TASK STATEMENT
Extract each record and reproduce it exactly.

DATA TO PROCESS

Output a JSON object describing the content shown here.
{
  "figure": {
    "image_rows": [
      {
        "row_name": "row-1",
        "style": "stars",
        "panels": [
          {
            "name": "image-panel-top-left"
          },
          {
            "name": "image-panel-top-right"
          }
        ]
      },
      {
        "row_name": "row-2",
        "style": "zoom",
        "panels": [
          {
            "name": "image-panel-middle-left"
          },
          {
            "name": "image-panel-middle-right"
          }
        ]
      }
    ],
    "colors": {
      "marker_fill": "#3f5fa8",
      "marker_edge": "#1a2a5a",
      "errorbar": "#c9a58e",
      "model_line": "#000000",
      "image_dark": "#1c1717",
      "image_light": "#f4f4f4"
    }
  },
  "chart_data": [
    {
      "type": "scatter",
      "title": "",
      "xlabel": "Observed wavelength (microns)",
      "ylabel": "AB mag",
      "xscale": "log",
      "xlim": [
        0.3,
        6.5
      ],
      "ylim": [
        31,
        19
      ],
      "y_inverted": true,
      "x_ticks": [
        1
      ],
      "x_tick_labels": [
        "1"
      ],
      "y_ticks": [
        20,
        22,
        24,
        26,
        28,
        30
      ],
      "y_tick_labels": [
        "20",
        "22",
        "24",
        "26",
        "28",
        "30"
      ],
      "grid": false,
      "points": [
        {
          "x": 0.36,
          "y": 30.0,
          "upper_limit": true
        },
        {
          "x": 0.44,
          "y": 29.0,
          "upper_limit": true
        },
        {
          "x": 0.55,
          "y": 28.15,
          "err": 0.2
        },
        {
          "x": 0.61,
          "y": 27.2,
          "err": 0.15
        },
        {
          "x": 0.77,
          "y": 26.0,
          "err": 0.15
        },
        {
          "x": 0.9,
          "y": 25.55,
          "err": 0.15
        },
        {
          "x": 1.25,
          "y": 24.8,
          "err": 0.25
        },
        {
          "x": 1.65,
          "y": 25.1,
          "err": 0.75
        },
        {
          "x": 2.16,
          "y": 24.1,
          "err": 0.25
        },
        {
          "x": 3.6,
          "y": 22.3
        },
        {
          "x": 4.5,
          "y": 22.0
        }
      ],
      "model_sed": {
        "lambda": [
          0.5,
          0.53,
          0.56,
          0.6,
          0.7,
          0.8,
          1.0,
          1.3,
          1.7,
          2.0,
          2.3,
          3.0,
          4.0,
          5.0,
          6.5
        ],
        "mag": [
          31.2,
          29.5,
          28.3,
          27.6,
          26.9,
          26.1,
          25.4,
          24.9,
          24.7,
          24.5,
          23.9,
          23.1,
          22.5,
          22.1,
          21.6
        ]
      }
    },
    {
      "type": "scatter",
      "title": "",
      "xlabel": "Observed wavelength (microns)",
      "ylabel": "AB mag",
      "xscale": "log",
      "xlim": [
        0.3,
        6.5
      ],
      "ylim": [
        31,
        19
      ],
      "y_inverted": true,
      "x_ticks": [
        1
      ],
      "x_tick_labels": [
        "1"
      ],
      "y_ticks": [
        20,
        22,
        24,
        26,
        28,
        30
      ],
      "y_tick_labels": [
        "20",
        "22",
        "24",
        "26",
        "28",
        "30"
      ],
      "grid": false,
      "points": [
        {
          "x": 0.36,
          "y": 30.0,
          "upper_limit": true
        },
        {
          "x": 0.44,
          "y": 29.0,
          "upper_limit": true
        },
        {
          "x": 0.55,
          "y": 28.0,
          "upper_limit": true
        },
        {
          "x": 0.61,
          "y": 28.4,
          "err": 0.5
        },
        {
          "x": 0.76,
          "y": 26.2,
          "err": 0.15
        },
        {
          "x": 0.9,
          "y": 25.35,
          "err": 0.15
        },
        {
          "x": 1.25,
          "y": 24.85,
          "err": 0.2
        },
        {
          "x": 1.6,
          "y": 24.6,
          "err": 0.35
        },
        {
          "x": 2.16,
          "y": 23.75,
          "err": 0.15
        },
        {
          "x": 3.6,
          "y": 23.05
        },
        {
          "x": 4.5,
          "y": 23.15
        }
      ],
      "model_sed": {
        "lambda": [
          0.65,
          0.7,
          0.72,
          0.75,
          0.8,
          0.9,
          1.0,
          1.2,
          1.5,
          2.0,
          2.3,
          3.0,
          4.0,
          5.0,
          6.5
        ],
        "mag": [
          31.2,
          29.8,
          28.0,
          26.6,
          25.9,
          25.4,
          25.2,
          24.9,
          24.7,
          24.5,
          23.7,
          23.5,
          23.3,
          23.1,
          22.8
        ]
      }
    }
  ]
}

TASK RESULT
Output a JSON object describing the content shown here.
{
  "figure": {
    "image_rows": [
      {
        "row_name": "row-1",
        "style": "stars",
        "panels": [
          {
            "name": "image-panel-top-left"
          },
          {
            "name": "image-panel-top-right"
          }
        ]
      },
      {
        "row_name": "row-2",
        "style": "zoom",
        "panels": [
          {
            "name": "image-panel-middle-left"
          },
          {
            "name": "image-panel-middle-right"
          }
        ]
      }
    ],
    "colors": {
      "marker_fill": "#3f5fa8",
      "marker_edge": "#1a2a5a",
      "errorbar": "#c9a58e",
      "model_line": "#000000",
      "image_dark": "#1c1717",
      "image_light": "#f4f4f4"
    }
  },
  "chart_data": [
    {
      "type": "scatter",
      "title": "",
      "xlabel": "Observed wavelength (microns)",
      "ylabel": "AB mag",
      "xscale": "log",
      "xlim": [
        0.3,
        6.5
      ],
      "ylim": [
        31,
        19
      ],
      "y_inverted": true,
      "x_ticks": [
        1
      ],
      "x_tick_labels": [
        "1"
      ],
      "y_ticks": [
        20,
        22,
        24,
        26,
        28,
        30
      ],
      "y_tick_labels": [
        "20",
        "22",
        "24",
        "26",
        "28",
        "30"
      ],
      "grid": false,
      "points": [
        {
          "x": 0.36,
          "y": 30.0,
          "upper_limit": true
        },
        {
          "x": 0.44,
          "y": 29.0,
          "upper_limit": true
        },
        {
          "x": 0.55,
          "y": 28.15,
          "err": 0.2
        },
        {
          "x": 0.61,
          "y": 27.2,
          "err": 0.15
        },
        {
          "x": 0.77,
          "y": 26.0,
          "err": 0.15
        },
        {
          "x": 0.9,
          "y": 25.55,
          "err": 0.15
        },
        {
          "x": 1.25,
          "y": 24.8,
          "err": 0.25
        },
        {
          "x": 1.65,
          "y": 25.1,
          "err": 0.75
        },
        {
          "x": 2.16,
          "y": 24.1,
          "err": 0.25
        },
        {
          "x": 3.6,
          "y": 22.3
        },
        {
          "x": 4.5,
          "y": 22.0
        }
      ],
      "model_sed": {
        "lambda": [
          0.5,
          0.53,
          0.56,
          0.6,
          0.7,
          0.8,
          1.0,
          1.3,
          1.7,
          2.0,
          2.3,
          3.0,
          4.0,
          5.0,
          6.5
        ],
        "mag": [
          31.2,
          29.5,
          28.3,
          27.6,
          26.9,
          26.1,
          25.4,
          24.9,
          24.7,
          24.5,
          23.9,
          23.1,
          22.5,
          22.1,
          21.6
        ]
      }
    },
    {
      "type": "scatter",
      "title": "",
      "xlabel": "Observed wavelength (microns)",
      "ylabel": "AB mag",
      "xscale": "log",
      "xlim": [
        0.3,
        6.5
      ],
      "ylim": [
        31,
        19
      ],
      "y_inverted": true,
      "x_ticks": [
        1
      ],
      "x_tick_labels": [
        "1"
      ],
      "y_ticks": [
        20,
        22,
        24,
        26,
        28,
        30
      ],
      "y_tick_labels": [
        "20",
        "22",
        "24",
        "26",
        "28",
        "30"
      ],
      "grid": false,
      "points": [
        {
          "x": 0.36,
          "y": 30.0,
          "upper_limit": true
        },
        {
          "x": 0.44,
          "y": 29.0,
          "upper_limit": true
        },
        {
          "x": 0.55,
          "y": 28.0,
          "upper_limit": true
        },
        {
          "x": 0.61,
          "y": 28.4,
          "err": 0.5
        },
        {
          "x": 0.76,
          "y": 26.2,
          "err": 0.15
        },
        {
          "x": 0.9,
          "y": 25.35,
          "err": 0.15
        },
        {
          "x": 1.25,
          "y": 24.85,
          "err": 0.2
        },
        {
          "x": 1.6,
          "y": 24.6,
          "err": 0.35
        },
        {
          "x": 2.16,
          "y": 23.75,
          "err": 0.15
        },
        {
          "x": 3.6,
          "y": 23.05
        },
        {
          "x": 4.5,
          "y": 23.15
        }
      ],
      "model_sed": {
        "lambda": [
          0.65,
          0.7,
          0.72,
          0.75,
          0.8,
          0.9,
          1.0,
          1.2,
          1.5,
          2.0,
          2.3,
          3.0,
          4.0,
          5.0,
          6.5
        ],
        "mag": [
          31.2,
          29.8,
          28.0,
          26.6,
          25.9,
          25.4,
          25.2,
          24.9,
          24.7,
          24.5,
          23.7,
          23.5,
          23.3,
          23.1,
          22.8
        ]
      }
    }
  ]
}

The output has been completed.